BEGIN DATASET ROWS

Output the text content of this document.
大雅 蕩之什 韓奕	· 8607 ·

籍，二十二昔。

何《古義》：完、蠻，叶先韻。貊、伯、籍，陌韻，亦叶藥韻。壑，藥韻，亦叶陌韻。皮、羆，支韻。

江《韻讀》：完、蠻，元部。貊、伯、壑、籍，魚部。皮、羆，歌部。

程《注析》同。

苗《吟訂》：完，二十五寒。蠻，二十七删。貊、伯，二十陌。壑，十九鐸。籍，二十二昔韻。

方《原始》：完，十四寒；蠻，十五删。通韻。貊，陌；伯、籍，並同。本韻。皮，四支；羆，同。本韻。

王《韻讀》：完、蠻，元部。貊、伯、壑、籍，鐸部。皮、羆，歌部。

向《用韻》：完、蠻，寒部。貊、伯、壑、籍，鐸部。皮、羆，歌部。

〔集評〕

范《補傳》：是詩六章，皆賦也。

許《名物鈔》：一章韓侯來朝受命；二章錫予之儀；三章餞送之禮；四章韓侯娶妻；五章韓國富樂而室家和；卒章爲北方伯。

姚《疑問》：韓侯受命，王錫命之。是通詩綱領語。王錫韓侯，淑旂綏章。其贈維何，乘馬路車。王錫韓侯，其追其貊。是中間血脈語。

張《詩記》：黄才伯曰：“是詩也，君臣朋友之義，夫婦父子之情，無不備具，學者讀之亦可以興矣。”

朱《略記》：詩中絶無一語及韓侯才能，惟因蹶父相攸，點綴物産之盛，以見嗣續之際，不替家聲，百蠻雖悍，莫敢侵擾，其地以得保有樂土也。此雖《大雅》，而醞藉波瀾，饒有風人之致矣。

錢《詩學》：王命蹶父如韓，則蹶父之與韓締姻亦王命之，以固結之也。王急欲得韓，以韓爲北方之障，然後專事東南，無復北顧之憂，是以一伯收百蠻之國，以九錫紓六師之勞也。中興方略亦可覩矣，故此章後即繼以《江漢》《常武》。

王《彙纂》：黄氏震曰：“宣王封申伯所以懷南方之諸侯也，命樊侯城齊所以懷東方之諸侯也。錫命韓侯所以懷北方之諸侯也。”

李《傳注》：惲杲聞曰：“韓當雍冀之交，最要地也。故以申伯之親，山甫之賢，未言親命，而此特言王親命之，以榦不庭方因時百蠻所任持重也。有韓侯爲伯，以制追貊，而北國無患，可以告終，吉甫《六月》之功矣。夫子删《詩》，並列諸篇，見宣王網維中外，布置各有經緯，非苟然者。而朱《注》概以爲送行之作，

END DATASET ROWS

### PROBLEM TO SOLVE
Take the entries above and copy them out exactly.

### RIGHT ANSWER
Output the text content of this document.
大雅 蕩之什 韓奕	· 8607 ·

籍，二十二昔。

何《古義》：完、蠻，叶先韻。貊、伯、籍，陌韻，亦叶藥韻。壑，藥韻，亦叶陌韻。皮、羆，支韻。

江《韻讀》：完、蠻，元部。貊、伯、壑、籍，魚部。皮、羆，歌部。

程《注析》同。

苗《吟訂》：完，二十五寒。蠻，二十七删。貊、伯，二十陌。壑，十九鐸。籍，二十二昔韻。

方《原始》：完，十四寒；蠻，十五删。通韻。貊，陌；伯、籍，並同。本韻。皮，四支；羆，同。本韻。

王《韻讀》：完、蠻，元部。貊、伯、壑、籍，鐸部。皮、羆，歌部。

向《用韻》：完、蠻，寒部。貊、伯、壑、籍，鐸部。皮、羆，歌部。

〔集評〕

范《補傳》：是詩六章，皆賦也。

許《名物鈔》：一章韓侯來朝受命；二章錫予之儀；三章餞送之禮；四章韓侯娶妻；五章韓國富樂而室家和；卒章爲北方伯。

姚《疑問》：韓侯受命，王錫命之。是通詩綱領語。王錫韓侯，淑旂綏章。其贈維何，乘馬路車。王錫韓侯，其追其貊。是中間血脈語。

張《詩記》：黄才伯曰：“是詩也，君臣朋友之義，夫婦父子之情，無不備具，學者讀之亦可以興矣。”

朱《略記》：詩中絶無一語及韓侯才能，惟因蹶父相攸，點綴物産之盛，以見嗣續之際，不替家聲，百蠻雖悍，莫敢侵擾，其地以得保有樂土也。此雖《大雅》，而醞藉波瀾，饒有風人之致矣。

錢《詩學》：王命蹶父如韓，則蹶父之與韓締姻亦王命之，以固結之也。王急欲得韓，以韓爲北方之障，然後專事東南，無復北顧之憂，是以一伯收百蠻之國，以九錫紓六師之勞也。中興方略亦可覩矣，故此章後即繼以《江漢》《常武》。

王《彙纂》：黄氏震曰：“宣王封申伯所以懷南方之諸侯也，命樊侯城齊所以懷東方之諸侯也。錫命韓侯所以懷北方之諸侯也。”

李《傳注》：惲杲聞曰：“韓當雍冀之交，最要地也。故以申伯之親，山甫之賢，未言親命，而此特言王親命之，以榦不庭方因時百蠻所任持重也。有韓侯爲伯，以制追貊，而北國無患，可以告終，吉甫《六月》之功矣。夫子删《詩》，並列諸篇，見宣王網維中外，布置各有經緯，非苟然者。而朱《注》概以爲送行之作，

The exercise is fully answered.